start RECORD EXTRACTS
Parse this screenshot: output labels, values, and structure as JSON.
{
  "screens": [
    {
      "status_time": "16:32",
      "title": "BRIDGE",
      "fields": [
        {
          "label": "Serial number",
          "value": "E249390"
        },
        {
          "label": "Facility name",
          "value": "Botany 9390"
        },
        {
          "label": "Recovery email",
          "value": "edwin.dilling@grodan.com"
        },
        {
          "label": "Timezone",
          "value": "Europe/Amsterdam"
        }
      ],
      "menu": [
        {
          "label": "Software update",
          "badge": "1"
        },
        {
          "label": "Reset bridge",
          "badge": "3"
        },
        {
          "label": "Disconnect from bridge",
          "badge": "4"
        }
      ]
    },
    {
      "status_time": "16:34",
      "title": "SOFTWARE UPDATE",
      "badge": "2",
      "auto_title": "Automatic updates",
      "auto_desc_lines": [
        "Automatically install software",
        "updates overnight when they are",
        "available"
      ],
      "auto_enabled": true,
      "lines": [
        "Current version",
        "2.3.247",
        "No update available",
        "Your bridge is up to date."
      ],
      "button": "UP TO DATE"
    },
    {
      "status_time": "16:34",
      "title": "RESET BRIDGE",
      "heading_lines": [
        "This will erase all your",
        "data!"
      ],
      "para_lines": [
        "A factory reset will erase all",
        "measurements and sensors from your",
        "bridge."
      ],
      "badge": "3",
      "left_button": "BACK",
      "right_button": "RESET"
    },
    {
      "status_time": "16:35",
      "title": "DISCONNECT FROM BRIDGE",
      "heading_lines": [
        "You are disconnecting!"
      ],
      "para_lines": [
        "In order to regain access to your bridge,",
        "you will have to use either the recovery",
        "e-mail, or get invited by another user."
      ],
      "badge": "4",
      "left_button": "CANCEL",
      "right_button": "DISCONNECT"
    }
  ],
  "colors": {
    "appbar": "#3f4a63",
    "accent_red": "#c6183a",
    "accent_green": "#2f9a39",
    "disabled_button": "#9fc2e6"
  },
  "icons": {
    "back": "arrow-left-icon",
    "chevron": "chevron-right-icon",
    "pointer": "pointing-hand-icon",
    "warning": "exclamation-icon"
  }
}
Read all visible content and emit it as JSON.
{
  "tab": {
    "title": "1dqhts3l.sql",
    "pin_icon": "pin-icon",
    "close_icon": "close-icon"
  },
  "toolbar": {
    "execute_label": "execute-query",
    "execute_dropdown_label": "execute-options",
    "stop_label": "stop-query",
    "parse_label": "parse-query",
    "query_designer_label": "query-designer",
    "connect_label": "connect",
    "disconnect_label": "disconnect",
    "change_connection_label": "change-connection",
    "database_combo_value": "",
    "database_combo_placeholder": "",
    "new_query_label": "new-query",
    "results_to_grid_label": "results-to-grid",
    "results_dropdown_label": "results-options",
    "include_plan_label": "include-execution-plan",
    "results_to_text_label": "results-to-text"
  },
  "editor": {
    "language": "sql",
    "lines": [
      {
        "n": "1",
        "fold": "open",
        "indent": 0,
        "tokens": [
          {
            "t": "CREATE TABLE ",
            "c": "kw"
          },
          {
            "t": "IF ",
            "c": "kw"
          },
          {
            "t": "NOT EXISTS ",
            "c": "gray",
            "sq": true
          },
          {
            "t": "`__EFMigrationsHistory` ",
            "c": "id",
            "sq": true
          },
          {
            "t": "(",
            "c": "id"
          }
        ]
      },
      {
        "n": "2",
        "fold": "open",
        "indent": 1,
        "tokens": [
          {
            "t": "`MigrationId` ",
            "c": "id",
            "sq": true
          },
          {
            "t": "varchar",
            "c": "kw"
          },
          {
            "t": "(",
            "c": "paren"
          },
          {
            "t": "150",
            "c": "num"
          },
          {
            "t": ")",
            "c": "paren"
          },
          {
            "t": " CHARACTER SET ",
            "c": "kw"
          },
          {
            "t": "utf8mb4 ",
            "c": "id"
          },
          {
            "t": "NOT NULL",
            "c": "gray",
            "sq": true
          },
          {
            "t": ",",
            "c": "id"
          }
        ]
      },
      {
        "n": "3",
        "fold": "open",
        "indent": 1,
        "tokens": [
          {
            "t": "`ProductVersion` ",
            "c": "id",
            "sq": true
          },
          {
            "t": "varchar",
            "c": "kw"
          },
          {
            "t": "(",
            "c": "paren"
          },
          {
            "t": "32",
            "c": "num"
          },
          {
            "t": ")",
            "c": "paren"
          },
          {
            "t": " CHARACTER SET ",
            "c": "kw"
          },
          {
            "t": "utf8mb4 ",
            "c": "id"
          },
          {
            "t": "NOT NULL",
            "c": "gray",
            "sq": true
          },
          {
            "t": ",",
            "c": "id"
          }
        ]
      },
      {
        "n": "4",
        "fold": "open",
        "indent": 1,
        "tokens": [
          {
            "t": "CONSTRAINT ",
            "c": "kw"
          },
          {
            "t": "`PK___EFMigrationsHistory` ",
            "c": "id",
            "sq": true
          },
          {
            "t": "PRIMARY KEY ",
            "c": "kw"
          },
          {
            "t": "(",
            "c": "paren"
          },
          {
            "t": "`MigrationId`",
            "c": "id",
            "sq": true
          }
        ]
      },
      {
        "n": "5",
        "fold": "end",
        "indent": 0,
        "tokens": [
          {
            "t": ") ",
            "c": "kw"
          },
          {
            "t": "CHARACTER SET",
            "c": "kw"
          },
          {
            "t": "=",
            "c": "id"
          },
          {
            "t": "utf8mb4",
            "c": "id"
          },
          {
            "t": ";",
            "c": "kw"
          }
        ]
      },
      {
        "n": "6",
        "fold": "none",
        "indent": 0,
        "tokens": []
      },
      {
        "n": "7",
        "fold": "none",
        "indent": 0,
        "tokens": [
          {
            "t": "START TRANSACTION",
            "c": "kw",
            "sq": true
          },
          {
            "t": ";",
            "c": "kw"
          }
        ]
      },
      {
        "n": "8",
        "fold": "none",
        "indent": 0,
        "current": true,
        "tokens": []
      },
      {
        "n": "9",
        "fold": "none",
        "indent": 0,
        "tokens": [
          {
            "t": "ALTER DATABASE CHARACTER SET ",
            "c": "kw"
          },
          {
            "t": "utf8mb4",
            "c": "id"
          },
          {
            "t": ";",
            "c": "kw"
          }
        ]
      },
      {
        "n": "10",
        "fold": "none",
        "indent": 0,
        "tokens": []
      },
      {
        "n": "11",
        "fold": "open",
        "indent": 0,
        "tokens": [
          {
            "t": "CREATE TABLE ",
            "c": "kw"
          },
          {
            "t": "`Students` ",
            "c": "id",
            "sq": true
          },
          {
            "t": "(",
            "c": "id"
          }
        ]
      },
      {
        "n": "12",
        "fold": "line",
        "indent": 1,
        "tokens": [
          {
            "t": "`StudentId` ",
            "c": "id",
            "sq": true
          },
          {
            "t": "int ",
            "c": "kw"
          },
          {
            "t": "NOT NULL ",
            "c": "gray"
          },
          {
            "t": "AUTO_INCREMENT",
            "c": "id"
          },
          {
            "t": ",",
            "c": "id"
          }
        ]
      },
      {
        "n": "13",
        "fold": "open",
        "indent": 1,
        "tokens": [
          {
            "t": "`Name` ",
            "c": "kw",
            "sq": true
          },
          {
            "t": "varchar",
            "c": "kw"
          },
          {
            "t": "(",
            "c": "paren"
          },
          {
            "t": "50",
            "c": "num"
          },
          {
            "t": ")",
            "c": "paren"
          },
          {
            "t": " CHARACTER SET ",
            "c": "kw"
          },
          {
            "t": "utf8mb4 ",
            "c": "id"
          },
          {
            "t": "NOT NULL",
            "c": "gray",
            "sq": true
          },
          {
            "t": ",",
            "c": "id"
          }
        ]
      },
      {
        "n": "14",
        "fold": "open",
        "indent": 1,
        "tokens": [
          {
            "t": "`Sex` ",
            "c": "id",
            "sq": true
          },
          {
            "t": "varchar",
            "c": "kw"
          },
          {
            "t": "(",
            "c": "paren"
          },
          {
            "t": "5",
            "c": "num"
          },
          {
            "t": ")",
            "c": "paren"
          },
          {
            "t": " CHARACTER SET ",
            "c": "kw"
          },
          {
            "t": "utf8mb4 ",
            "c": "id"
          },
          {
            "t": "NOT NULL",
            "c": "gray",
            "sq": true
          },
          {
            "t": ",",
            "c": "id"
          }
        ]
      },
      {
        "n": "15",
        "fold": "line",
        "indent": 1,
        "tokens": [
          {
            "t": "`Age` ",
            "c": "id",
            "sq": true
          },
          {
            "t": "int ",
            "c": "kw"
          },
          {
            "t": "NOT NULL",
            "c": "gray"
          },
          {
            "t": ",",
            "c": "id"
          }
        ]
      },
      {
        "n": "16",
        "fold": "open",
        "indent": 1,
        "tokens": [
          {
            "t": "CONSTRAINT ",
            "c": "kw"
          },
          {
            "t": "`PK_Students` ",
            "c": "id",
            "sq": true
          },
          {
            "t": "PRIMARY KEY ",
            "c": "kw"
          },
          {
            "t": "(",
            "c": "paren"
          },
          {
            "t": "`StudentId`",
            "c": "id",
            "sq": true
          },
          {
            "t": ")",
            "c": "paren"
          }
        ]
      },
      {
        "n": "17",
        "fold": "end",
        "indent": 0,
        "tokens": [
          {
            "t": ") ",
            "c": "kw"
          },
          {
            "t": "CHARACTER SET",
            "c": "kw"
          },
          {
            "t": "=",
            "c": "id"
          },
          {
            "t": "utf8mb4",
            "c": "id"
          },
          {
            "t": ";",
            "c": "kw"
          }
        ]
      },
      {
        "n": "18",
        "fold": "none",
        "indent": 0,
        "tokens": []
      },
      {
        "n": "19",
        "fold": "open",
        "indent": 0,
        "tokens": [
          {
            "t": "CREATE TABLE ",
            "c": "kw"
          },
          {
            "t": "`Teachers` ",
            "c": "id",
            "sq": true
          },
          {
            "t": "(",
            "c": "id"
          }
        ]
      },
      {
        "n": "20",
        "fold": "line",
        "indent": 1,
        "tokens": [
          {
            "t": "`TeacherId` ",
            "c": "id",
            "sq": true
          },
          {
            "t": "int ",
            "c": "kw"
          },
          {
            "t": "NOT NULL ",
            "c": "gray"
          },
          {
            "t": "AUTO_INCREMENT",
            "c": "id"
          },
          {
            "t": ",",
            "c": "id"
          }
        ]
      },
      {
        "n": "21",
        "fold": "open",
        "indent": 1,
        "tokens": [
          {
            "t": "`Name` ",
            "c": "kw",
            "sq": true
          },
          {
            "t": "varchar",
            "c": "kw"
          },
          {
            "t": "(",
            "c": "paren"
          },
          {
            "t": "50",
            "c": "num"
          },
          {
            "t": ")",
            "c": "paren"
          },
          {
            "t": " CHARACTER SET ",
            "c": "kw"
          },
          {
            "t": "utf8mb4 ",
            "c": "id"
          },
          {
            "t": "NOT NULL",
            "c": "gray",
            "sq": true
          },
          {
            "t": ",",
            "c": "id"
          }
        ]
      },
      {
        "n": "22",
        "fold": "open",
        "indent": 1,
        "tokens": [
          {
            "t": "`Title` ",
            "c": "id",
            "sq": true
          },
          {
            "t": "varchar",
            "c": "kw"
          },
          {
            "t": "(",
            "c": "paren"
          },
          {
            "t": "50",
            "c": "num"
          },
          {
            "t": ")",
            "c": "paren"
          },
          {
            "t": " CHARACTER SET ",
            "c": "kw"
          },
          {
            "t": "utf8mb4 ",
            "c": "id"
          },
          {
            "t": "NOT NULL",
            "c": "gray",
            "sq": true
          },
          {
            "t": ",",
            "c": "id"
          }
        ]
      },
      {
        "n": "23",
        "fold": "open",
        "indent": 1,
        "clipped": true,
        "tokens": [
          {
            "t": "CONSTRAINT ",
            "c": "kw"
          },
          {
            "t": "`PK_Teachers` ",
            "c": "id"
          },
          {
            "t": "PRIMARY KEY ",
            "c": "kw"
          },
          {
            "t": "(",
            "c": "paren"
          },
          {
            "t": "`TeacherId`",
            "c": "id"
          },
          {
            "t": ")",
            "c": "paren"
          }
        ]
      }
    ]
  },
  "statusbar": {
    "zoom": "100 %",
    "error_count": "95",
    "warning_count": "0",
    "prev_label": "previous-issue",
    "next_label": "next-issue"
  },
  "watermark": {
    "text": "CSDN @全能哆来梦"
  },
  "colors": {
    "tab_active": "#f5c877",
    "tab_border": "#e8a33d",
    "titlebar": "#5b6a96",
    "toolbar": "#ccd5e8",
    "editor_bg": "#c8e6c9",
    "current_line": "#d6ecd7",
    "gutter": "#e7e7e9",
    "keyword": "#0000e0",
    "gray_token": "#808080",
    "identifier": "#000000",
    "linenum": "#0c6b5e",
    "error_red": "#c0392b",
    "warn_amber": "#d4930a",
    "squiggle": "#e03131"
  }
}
end RECORD EXTRACTS
■ **GIVEN PROBLEM**:
Every line above that contains the word "badge" should be reported.

■ **TASK OUTPUT**:
          "badge": "1"
          "badge": "3"
          "badge": "4"
      "badge": "2",
      "badge": "3",
      "badge": "4",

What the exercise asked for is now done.